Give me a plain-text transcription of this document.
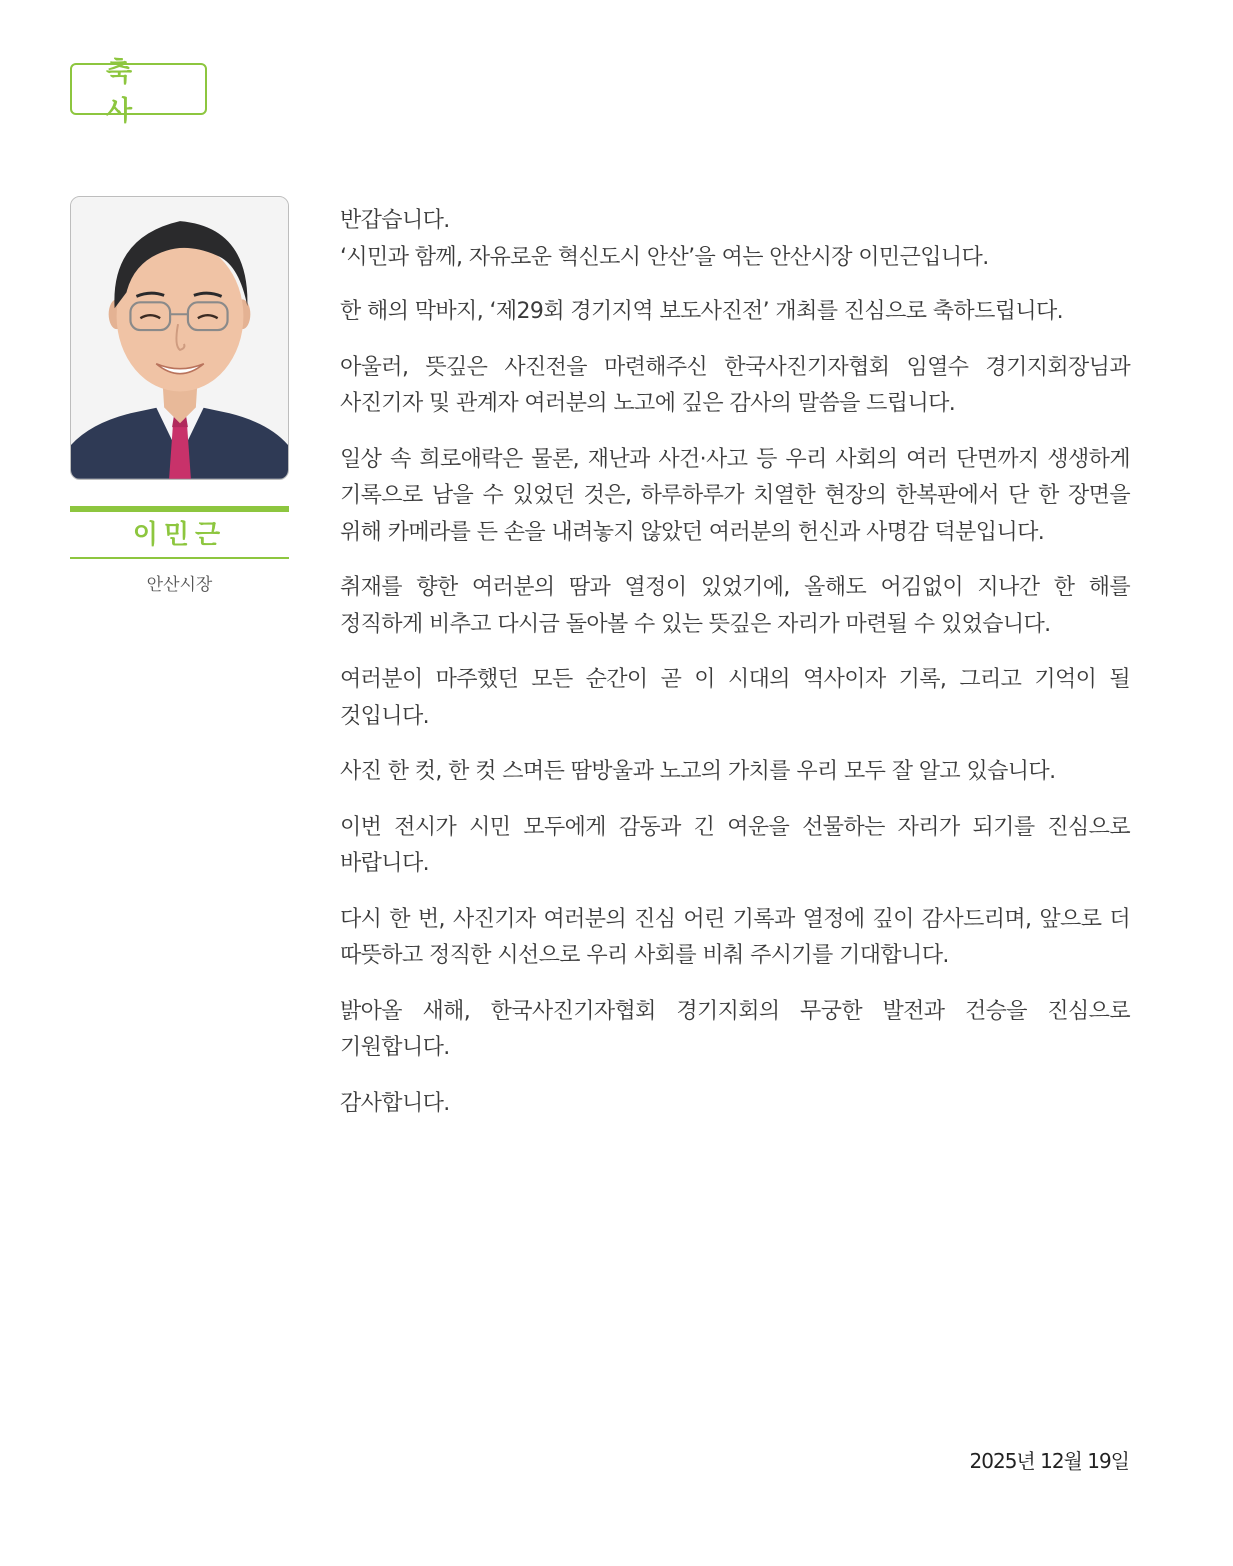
축사
이민근
안산시장

반갑습니다.
‘시민과 함께, 자유로운 혁신도시 안산’을 여는 안산시장 이민근입니다.

한 해의 막바지, ‘제29회 경기지역 보도사진전’ 개최를 진심으로 축하드립니다.

아울러, 뜻깊은 사진전을 마련해주신 한국사진기자협회 임열수 경기지회장님과 사진기자 및 관계자 여러분의 노고에 깊은 감사의 말씀을 드립니다.

일상 속 희로애락은 물론, 재난과 사건·사고 등 우리 사회의 여러 단면까지 생생하게 기록으로 남을 수 있었던 것은, 하루하루가 치열한 현장의 한복판에서 단 한 장면을 위해 카메라를 든 손을 내려놓지 않았던 여러분의 헌신과 사명감 덕분입니다.

취재를 향한 여러분의 땀과 열정이 있었기에, 올해도 어김없이 지나간 한 해를 정직하게 비추고 다시금 돌아볼 수 있는 뜻깊은 자리가 마련될 수 있었습니다.

여러분이 마주했던 모든 순간이 곧 이 시대의 역사이자 기록, 그리고 기억이 될 것입니다.

사진 한 컷, 한 컷 스며든 땀방울과 노고의 가치를 우리 모두 잘 알고 있습니다.

이번 전시가 시민 모두에게 감동과 긴 여운을 선물하는 자리가 되기를 진심으로 바랍니다.

다시 한 번, 사진기자 여러분의 진심 어린 기록과 열정에 깊이 감사드리며, 앞으로 더 따뜻하고 정직한 시선으로 우리 사회를 비춰 주시기를 기대합니다.

밝아올 새해, 한국사진기자협회 경기지회의 무궁한 발전과 건승을 진심으로 기원합니다.

감사합니다.

2025년 12월 19일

==============================

Prompt:
For each line of the entries that includes "진심으로", show that line.

Task answer:
한 해의 막바지, ‘제29회 경기지역 보도사진전’ 개최를 진심으로 축하드립니다.
이번 전시가 시민 모두에게 감동과 긴 여운을 선물하는 자리가 되기를 진심으로 바랍니다.
밝아올 새해, 한국사진기자협회 경기지회의 무궁한 발전과 건승을 진심으로 기원합니다.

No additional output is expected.